===== Material for this task
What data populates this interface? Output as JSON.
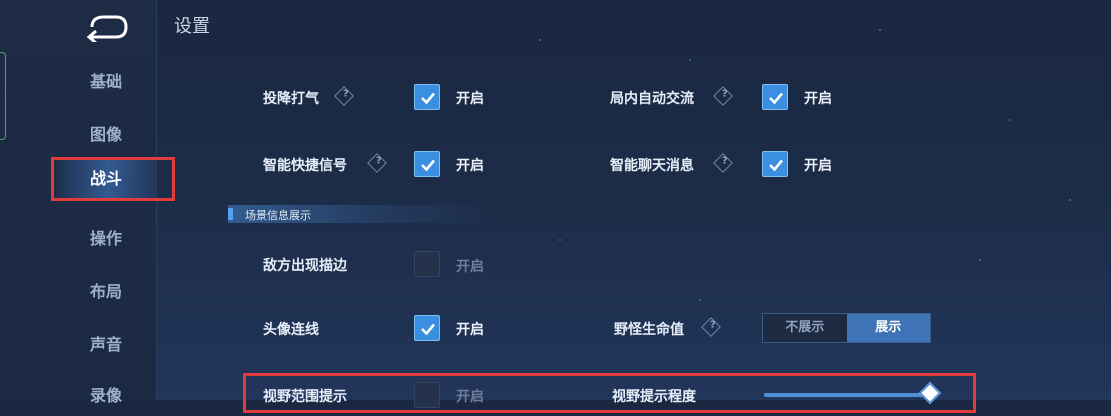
{
  "page_title": "设置",
  "sidebar": {
    "items": [
      {
        "label": "基础"
      },
      {
        "label": "图像"
      },
      {
        "label": "战斗"
      },
      {
        "label": "操作"
      },
      {
        "label": "布局"
      },
      {
        "label": "声音"
      },
      {
        "label": "录像"
      }
    ],
    "active": "战斗"
  },
  "settings": {
    "surrender_vote": {
      "label": "投降打气",
      "option": "开启",
      "checked": true
    },
    "in_game_chat": {
      "label": "局内自动交流",
      "option": "开启",
      "checked": true
    },
    "smart_signal": {
      "label": "智能快捷信号",
      "option": "开启",
      "checked": true
    },
    "smart_chat": {
      "label": "智能聊天消息",
      "option": "开启",
      "checked": true
    },
    "section_scene_info": "场景信息展示",
    "enemy_outline": {
      "label": "敌方出现描边",
      "option": "开启",
      "checked": false
    },
    "avatar_link": {
      "label": "头像连线",
      "option": "开启",
      "checked": true
    },
    "monster_hp": {
      "label": "野怪生命值",
      "options": [
        "不展示",
        "展示"
      ],
      "selected": "展示"
    },
    "vision_range": {
      "label": "视野范围提示",
      "option": "开启",
      "checked": false
    },
    "vision_hint_level": {
      "label": "视野提示程度",
      "value_fraction": 1.0
    }
  },
  "help_glyph": "?",
  "colors": {
    "accent": "#3b8fe0",
    "highlight_box": "#e03c3c"
  }
}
==========
Copy the whole listing above word for word but do not carry over the pictures.

What data populates this interface? Output as JSON.
{
  "page_title": "设置",
  "sidebar": {
    "items": [
      {
        "label": "基础"
      },
      {
        "label": "图像"
      },
      {
        "label": "战斗"
      },
      {
        "label": "操作"
      },
      {
        "label": "布局"
      },
      {
        "label": "声音"
      },
      {
        "label": "录像"
      }
    ],
    "active": "战斗"
  },
  "settings": {
    "surrender_vote": {
      "label": "投降打气",
      "option": "开启",
      "checked": true
    },
    "in_game_chat": {
      "label": "局内自动交流",
      "option": "开启",
      "checked": true
    },
    "smart_signal": {
      "label": "智能快捷信号",
      "option": "开启",
      "checked": true
    },
    "smart_chat": {
      "label": "智能聊天消息",
      "option": "开启",
      "checked": true
    },
    "section_scene_info": "场景信息展示",
    "enemy_outline": {
      "label": "敌方出现描边",
      "option": "开启",
      "checked": false
    },
    "avatar_link": {
      "label": "头像连线",
      "option": "开启",
      "checked": true
    },
    "monster_hp": {
      "label": "野怪生命值",
      "options": [
        "不展示",
        "展示"
      ],
      "selected": "展示"
    },
    "vision_range": {
      "label": "视野范围提示",
      "option": "开启",
      "checked": false
    },
    "vision_hint_level": {
      "label": "视野提示程度",
      "value_fraction": 1.0
    }
  },
  "help_glyph": "?",
  "colors": {
    "accent": "#3b8fe0",
    "highlight_box": "#e03c3c"
  }
}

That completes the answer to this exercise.